* Prompt *
Check the listing below for lines that hold "Modification". How many are there? Please give only the number.

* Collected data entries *

#####

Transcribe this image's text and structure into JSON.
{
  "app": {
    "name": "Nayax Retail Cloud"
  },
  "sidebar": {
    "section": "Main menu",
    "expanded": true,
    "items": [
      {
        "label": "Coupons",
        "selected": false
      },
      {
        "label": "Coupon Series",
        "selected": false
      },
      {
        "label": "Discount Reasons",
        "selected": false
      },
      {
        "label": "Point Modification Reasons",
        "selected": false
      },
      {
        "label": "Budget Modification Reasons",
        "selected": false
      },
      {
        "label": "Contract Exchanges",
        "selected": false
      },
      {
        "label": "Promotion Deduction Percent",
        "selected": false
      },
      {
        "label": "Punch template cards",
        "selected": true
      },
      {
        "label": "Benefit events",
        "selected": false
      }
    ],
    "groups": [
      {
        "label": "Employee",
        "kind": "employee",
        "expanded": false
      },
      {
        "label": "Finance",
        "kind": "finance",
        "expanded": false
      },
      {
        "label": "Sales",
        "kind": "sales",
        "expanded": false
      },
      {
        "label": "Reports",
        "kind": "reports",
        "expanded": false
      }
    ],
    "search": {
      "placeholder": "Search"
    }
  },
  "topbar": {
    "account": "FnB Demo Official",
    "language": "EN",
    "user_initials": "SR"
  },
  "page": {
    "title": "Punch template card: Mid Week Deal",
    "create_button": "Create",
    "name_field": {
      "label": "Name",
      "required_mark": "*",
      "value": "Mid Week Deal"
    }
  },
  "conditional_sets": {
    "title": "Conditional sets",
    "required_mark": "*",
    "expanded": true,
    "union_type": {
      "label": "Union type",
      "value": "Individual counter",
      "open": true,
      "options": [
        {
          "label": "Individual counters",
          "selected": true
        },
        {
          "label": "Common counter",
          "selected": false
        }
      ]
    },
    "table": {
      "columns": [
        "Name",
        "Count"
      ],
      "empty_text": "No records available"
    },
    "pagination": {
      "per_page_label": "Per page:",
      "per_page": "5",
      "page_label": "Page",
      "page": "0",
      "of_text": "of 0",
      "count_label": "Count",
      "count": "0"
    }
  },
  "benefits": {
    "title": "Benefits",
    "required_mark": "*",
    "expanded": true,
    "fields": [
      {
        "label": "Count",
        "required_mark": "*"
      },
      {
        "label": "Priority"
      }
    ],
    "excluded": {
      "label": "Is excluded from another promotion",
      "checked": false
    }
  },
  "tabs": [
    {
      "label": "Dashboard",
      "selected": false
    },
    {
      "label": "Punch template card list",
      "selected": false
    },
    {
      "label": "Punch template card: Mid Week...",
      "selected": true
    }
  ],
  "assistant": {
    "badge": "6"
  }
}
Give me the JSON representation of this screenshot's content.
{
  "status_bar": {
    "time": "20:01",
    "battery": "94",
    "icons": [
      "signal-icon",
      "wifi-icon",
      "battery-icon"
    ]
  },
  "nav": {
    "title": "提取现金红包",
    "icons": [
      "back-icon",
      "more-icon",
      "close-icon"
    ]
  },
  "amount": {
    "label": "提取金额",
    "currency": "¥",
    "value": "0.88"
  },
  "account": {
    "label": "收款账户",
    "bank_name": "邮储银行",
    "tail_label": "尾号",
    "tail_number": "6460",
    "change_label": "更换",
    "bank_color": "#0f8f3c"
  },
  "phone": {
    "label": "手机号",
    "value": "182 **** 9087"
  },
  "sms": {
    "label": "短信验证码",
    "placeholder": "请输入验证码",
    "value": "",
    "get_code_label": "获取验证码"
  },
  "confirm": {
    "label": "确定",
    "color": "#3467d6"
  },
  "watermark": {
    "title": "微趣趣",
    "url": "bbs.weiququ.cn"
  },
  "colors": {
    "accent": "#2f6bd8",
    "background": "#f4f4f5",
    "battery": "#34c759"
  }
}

#####

* Exercise answer *
2